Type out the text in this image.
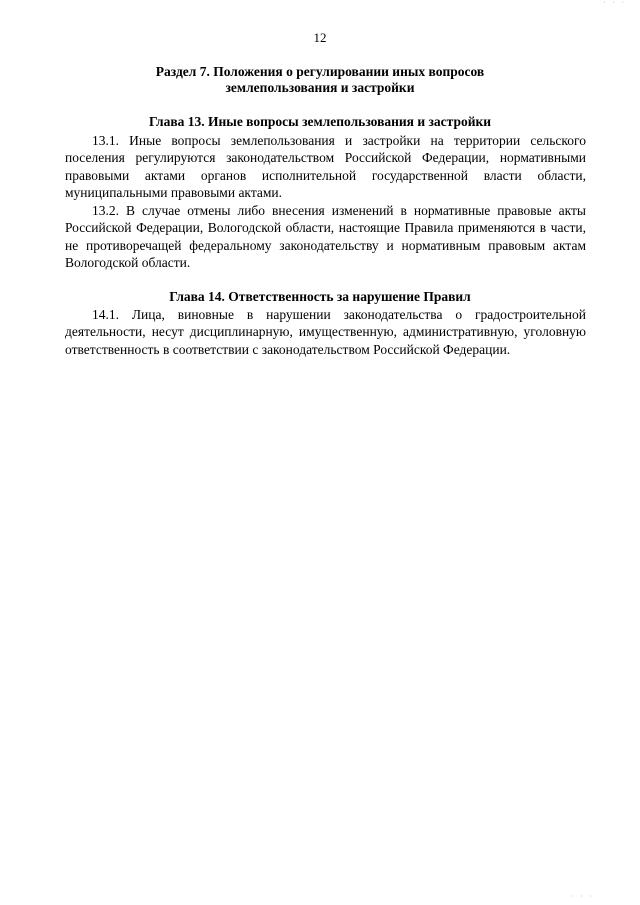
· · ·
12
Раздел 7. Положения о регулировании иных вопросов землепользования и застройки
Глава 13. Иные вопросы землепользования и застройки

13.1. Иные вопросы землепользования и застройки на территории сельского поселения регулируются законодательством Российской Федерации, нормативными правовыми актами органов исполнительной государственной власти области, муниципальными правовыми актами.

13.2. В случае отмены либо внесения изменений в нормативные правовые акты Российской Федерации, Вологодской области, настоящие Правила применяются в части, не противоречащей федеральному законодательству и нормативным правовым актам Вологодской области.

Глава 14. Ответственность за нарушение Правил

14.1. Лица, виновные в нарушении законодательства о градостроительной деятельности, несут дисциплинарную, имущественную, административную, уголовную ответственность в соответствии с законодательством Российской Федерации.

· · ·
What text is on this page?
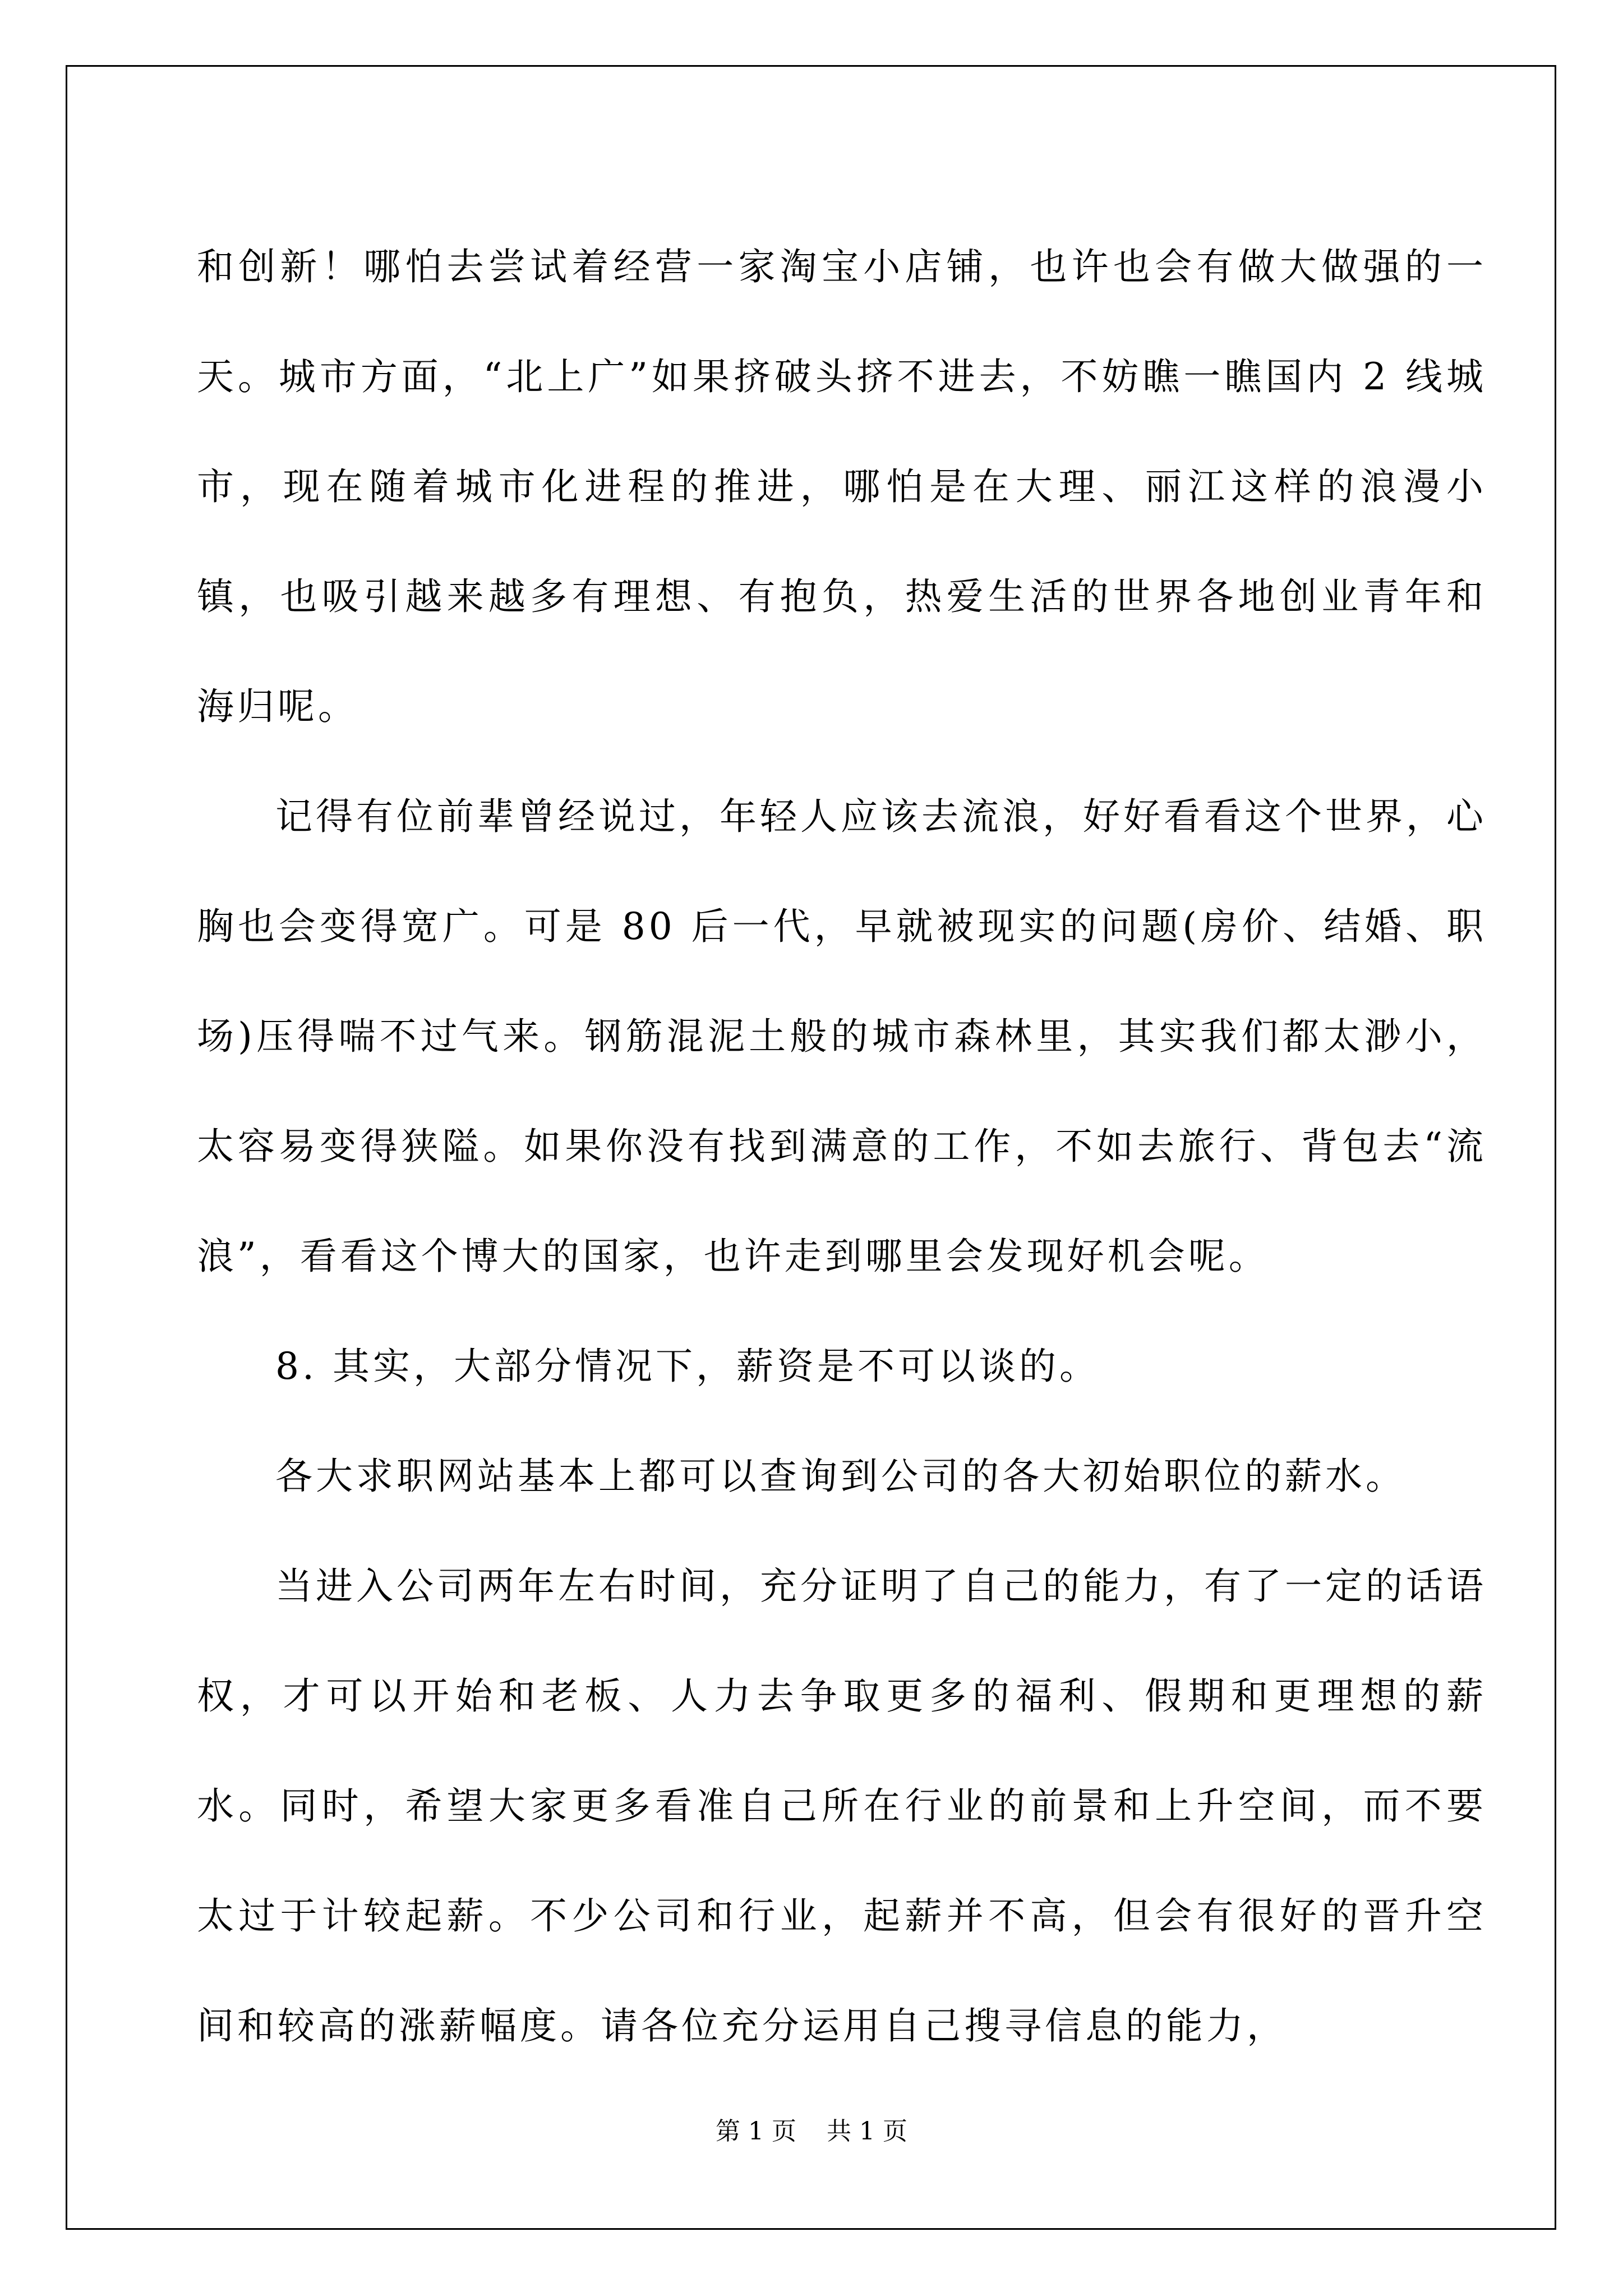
和创新！哪怕去尝试着经营一家淘宝小店铺，也许也会有做大做强的一天。城市方面，“北上广”如果挤破头挤不进去，不妨瞧一瞧国内 2 线城市，现在随着城市化进程的推进，哪怕是在大理、丽江这样的浪漫小镇，也吸引越来越多有理想、有抱负，热爱生活的世界各地创业青年和海归呢。

记得有位前辈曾经说过，年轻人应该去流浪，好好看看这个世界，心胸也会变得宽广。可是 80 后一代，早就被现实的问题(房价、结婚、职场)压得喘不过气来。钢筋混泥土般的城市森林里，其实我们都太渺小，太容易变得狭隘。如果你没有找到满意的工作，不如去旅行、背包去“流浪”，看看这个博大的国家，也许走到哪里会发现好机会呢。

8. 其实，大部分情况下，薪资是不可以谈的。

各大求职网站基本上都可以查询到公司的各大初始职位的薪水。

当进入公司两年左右时间，充分证明了自己的能力，有了一定的话语权，才可以开始和老板、人力去争取更多的福利、假期和更理想的薪水。同时，希望大家更多看准自己所在行业的前景和上升空间，而不要太过于计较起薪。不少公司和行业，起薪并不高，但会有很好的晋升空间和较高的涨薪幅度。请各位充分运用自己搜寻信息的能力，

第 1 页 共 1 页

☆ ☆ ☆ ☆ ☆ ☆ ☆

[Work to be completed]: Quote only the lines that start at the line holding "What text is on this page?" and end at the last line of the entries, including both of those lines, and omit every picture.

[Right answer]:
What text is on this page?
和创新！哪怕去尝试着经营一家淘宝小店铺，也许也会有做大做强的一天。城市方面，“北上广”如果挤破头挤不进去，不妨瞧一瞧国内 2 线城市，现在随着城市化进程的推进，哪怕是在大理、丽江这样的浪漫小镇，也吸引越来越多有理想、有抱负，热爱生活的世界各地创业青年和海归呢。

记得有位前辈曾经说过，年轻人应该去流浪，好好看看这个世界，心胸也会变得宽广。可是 80 后一代，早就被现实的问题(房价、结婚、职场)压得喘不过气来。钢筋混泥土般的城市森林里，其实我们都太渺小，太容易变得狭隘。如果你没有找到满意的工作，不如去旅行、背包去“流浪”，看看这个博大的国家，也许走到哪里会发现好机会呢。

8. 其实，大部分情况下，薪资是不可以谈的。

各大求职网站基本上都可以查询到公司的各大初始职位的薪水。

当进入公司两年左右时间，充分证明了自己的能力，有了一定的话语权，才可以开始和老板、人力去争取更多的福利、假期和更理想的薪水。同时，希望大家更多看准自己所在行业的前景和上升空间，而不要太过于计较起薪。不少公司和行业，起薪并不高，但会有很好的晋升空间和较高的涨薪幅度。请各位充分运用自己搜寻信息的能力，

第 1 页 共 1 页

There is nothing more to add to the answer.